_Material for the task:_

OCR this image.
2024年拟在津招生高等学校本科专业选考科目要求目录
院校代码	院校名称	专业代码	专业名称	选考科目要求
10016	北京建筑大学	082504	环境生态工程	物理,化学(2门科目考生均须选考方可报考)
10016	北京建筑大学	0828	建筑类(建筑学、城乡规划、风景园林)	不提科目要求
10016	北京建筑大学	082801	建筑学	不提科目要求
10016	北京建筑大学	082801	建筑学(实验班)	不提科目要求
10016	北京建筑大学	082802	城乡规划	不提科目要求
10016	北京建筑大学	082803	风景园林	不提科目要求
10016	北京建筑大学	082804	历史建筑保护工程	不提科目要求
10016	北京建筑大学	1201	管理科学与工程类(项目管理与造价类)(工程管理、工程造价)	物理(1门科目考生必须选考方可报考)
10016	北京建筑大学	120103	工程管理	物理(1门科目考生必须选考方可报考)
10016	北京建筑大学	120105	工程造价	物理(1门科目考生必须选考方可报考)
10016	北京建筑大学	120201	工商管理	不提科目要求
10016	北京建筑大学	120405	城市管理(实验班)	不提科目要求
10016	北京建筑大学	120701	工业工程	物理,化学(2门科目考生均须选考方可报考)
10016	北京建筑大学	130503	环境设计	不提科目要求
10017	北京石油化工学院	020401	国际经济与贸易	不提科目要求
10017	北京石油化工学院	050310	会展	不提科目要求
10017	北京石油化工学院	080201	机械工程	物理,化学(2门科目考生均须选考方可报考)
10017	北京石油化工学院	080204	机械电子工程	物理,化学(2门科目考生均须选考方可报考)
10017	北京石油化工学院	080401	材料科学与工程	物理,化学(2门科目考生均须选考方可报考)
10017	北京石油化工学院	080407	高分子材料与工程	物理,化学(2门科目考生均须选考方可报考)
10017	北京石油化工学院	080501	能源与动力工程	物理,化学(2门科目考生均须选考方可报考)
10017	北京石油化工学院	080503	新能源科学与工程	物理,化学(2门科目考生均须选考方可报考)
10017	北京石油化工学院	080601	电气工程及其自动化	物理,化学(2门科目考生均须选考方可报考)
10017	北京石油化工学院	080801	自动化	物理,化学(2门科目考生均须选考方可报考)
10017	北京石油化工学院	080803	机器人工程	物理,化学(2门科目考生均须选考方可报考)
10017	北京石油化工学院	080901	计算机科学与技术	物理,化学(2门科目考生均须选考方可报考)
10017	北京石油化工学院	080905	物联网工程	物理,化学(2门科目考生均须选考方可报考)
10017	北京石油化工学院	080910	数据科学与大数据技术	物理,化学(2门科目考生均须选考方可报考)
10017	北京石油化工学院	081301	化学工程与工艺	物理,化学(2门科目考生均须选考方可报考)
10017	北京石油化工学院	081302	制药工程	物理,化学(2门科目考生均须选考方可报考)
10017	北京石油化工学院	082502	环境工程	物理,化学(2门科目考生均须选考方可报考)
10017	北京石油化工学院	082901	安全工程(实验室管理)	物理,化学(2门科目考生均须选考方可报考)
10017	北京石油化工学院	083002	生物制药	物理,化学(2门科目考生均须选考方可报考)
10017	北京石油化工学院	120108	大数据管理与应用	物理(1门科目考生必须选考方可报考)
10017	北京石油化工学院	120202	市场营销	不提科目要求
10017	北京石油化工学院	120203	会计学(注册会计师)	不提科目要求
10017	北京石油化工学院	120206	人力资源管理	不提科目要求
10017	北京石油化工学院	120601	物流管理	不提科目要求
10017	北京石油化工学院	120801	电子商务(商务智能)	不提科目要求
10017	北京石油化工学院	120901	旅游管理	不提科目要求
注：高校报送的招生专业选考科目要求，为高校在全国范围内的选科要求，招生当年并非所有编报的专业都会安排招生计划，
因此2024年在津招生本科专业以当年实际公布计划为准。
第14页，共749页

_Goal of the exercise:_
Hand back the material above in full, exactly as written.

_Right answer:_
OCR this image.
2024年拟在津招生高等学校本科专业选考科目要求目录
院校代码	院校名称	专业代码	专业名称	选考科目要求
10016	北京建筑大学	082504	环境生态工程	物理,化学(2门科目考生均须选考方可报考)
10016	北京建筑大学	0828	建筑类(建筑学、城乡规划、风景园林)	不提科目要求
10016	北京建筑大学	082801	建筑学	不提科目要求
10016	北京建筑大学	082801	建筑学(实验班)	不提科目要求
10016	北京建筑大学	082802	城乡规划	不提科目要求
10016	北京建筑大学	082803	风景园林	不提科目要求
10016	北京建筑大学	082804	历史建筑保护工程	不提科目要求
10016	北京建筑大学	1201	管理科学与工程类(项目管理与造价类)(工程管理、工程造价)	物理(1门科目考生必须选考方可报考)
10016	北京建筑大学	120103	工程管理	物理(1门科目考生必须选考方可报考)
10016	北京建筑大学	120105	工程造价	物理(1门科目考生必须选考方可报考)
10016	北京建筑大学	120201	工商管理	不提科目要求
10016	北京建筑大学	120405	城市管理(实验班)	不提科目要求
10016	北京建筑大学	120701	工业工程	物理,化学(2门科目考生均须选考方可报考)
10016	北京建筑大学	130503	环境设计	不提科目要求
10017	北京石油化工学院	020401	国际经济与贸易	不提科目要求
10017	北京石油化工学院	050310	会展	不提科目要求
10017	北京石油化工学院	080201	机械工程	物理,化学(2门科目考生均须选考方可报考)
10017	北京石油化工学院	080204	机械电子工程	物理,化学(2门科目考生均须选考方可报考)
10017	北京石油化工学院	080401	材料科学与工程	物理,化学(2门科目考生均须选考方可报考)
10017	北京石油化工学院	080407	高分子材料与工程	物理,化学(2门科目考生均须选考方可报考)
10017	北京石油化工学院	080501	能源与动力工程	物理,化学(2门科目考生均须选考方可报考)
10017	北京石油化工学院	080503	新能源科学与工程	物理,化学(2门科目考生均须选考方可报考)
10017	北京石油化工学院	080601	电气工程及其自动化	物理,化学(2门科目考生均须选考方可报考)
10017	北京石油化工学院	080801	自动化	物理,化学(2门科目考生均须选考方可报考)
10017	北京石油化工学院	080803	机器人工程	物理,化学(2门科目考生均须选考方可报考)
10017	北京石油化工学院	080901	计算机科学与技术	物理,化学(2门科目考生均须选考方可报考)
10017	北京石油化工学院	080905	物联网工程	物理,化学(2门科目考生均须选考方可报考)
10017	北京石油化工学院	080910	数据科学与大数据技术	物理,化学(2门科目考生均须选考方可报考)
10017	北京石油化工学院	081301	化学工程与工艺	物理,化学(2门科目考生均须选考方可报考)
10017	北京石油化工学院	081302	制药工程	物理,化学(2门科目考生均须选考方可报考)
10017	北京石油化工学院	082502	环境工程	物理,化学(2门科目考生均须选考方可报考)
10017	北京石油化工学院	082901	安全工程(实验室管理)	物理,化学(2门科目考生均须选考方可报考)
10017	北京石油化工学院	083002	生物制药	物理,化学(2门科目考生均须选考方可报考)
10017	北京石油化工学院	120108	大数据管理与应用	物理(1门科目考生必须选考方可报考)
10017	北京石油化工学院	120202	市场营销	不提科目要求
10017	北京石油化工学院	120203	会计学(注册会计师)	不提科目要求
10017	北京石油化工学院	120206	人力资源管理	不提科目要求
10017	北京石油化工学院	120601	物流管理	不提科目要求
10017	北京石油化工学院	120801	电子商务(商务智能)	不提科目要求
10017	北京石油化工学院	120901	旅游管理	不提科目要求
注：高校报送的招生专业选考科目要求，为高校在全国范围内的选科要求，招生当年并非所有编报的专业都会安排招生计划，
因此2024年在津招生本科专业以当年实际公布计划为准。
第14页，共749页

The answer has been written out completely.